▶ [WHAT IS BEING ASKED]: Would you pull out every line of the material that contains the string "pracowników"?

======== WORKING DATA

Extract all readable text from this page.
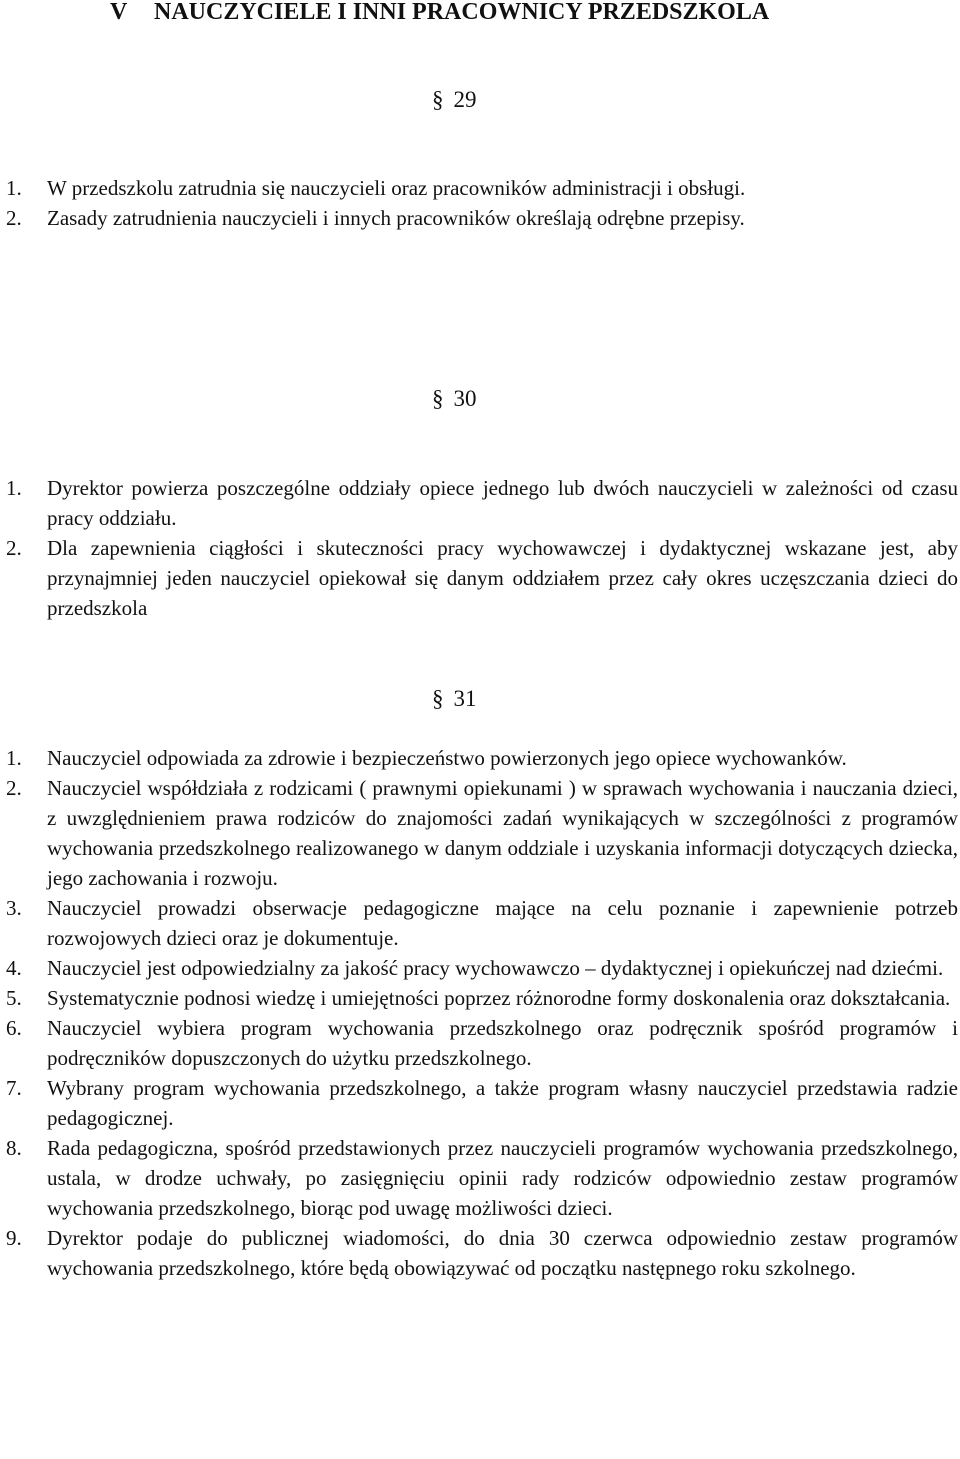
V NAUCZYCIELE I INNI PRACOWNICY PRZEDSZKOLA
§ 29
1. W przedszkolu zatrudnia się nauczycieli oraz pracowników administracji i obsługi.
2. Zasady zatrudnienia nauczycieli i innych pracowników określają odrębne przepisy.
§ 30
1. Dyrektor powierza poszczególne oddziały opiece jednego lub dwóch nauczycieli w zależności od czasu pracy oddziału.
2. Dla zapewnienia ciągłości i skuteczności pracy wychowawczej i dydaktycznej wskazane jest, aby przynajmniej jeden nauczyciel opiekował się danym oddziałem przez cały okres uczęszczania dzieci do przedszkola
§ 31
1. Nauczyciel odpowiada za zdrowie i bezpieczeństwo powierzonych jego opiece wychowanków.
2. Nauczyciel współdziała z rodzicami ( prawnymi opiekunami ) w sprawach wychowania i nauczania dzieci, z uwzględnieniem prawa rodziców do znajomości zadań wynikających w szczególności z programów wychowania przedszkolnego realizowanego w danym oddziale i uzyskania informacji dotyczących dziecka, jego zachowania i rozwoju.
3. Nauczyciel prowadzi obserwacje pedagogiczne mające na celu poznanie i zapewnienie potrzeb rozwojowych dzieci oraz je dokumentuje.
4. Nauczyciel jest odpowiedzialny za jakość pracy wychowawczo – dydaktycznej i opiekuńczej nad dziećmi.
5. Systematycznie podnosi wiedzę i umiejętności poprzez różnorodne formy doskonalenia oraz dokształcania.
6. Nauczyciel wybiera program wychowania przedszkolnego oraz podręcznik spośród programów i podręczników dopuszczonych do użytku przedszkolnego.
7. Wybrany program wychowania przedszkolnego, a także program własny nauczyciel przedstawia radzie pedagogicznej.
8. Rada pedagogiczna, spośród przedstawionych przez nauczycieli programów wychowania przedszkolnego, ustala, w drodze uchwały, po zasięgnięciu opinii rady rodziców odpowiednio zestaw programów wychowania przedszkolnego, biorąc pod uwagę możliwości dzieci.
9. Dyrektor podaje do publicznej wiadomości, do dnia 30 czerwca odpowiednio zestaw programów wychowania przedszkolnego, które będą obowiązywać od początku następnego roku szkolnego.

================

▶ [SOLUTION FOR THIS PROBLEM]:
1. W przedszkolu zatrudnia się nauczycieli oraz pracowników administracji i obsługi.
2. Zasady zatrudnienia nauczycieli i innych pracowników określają odrębne przepisy.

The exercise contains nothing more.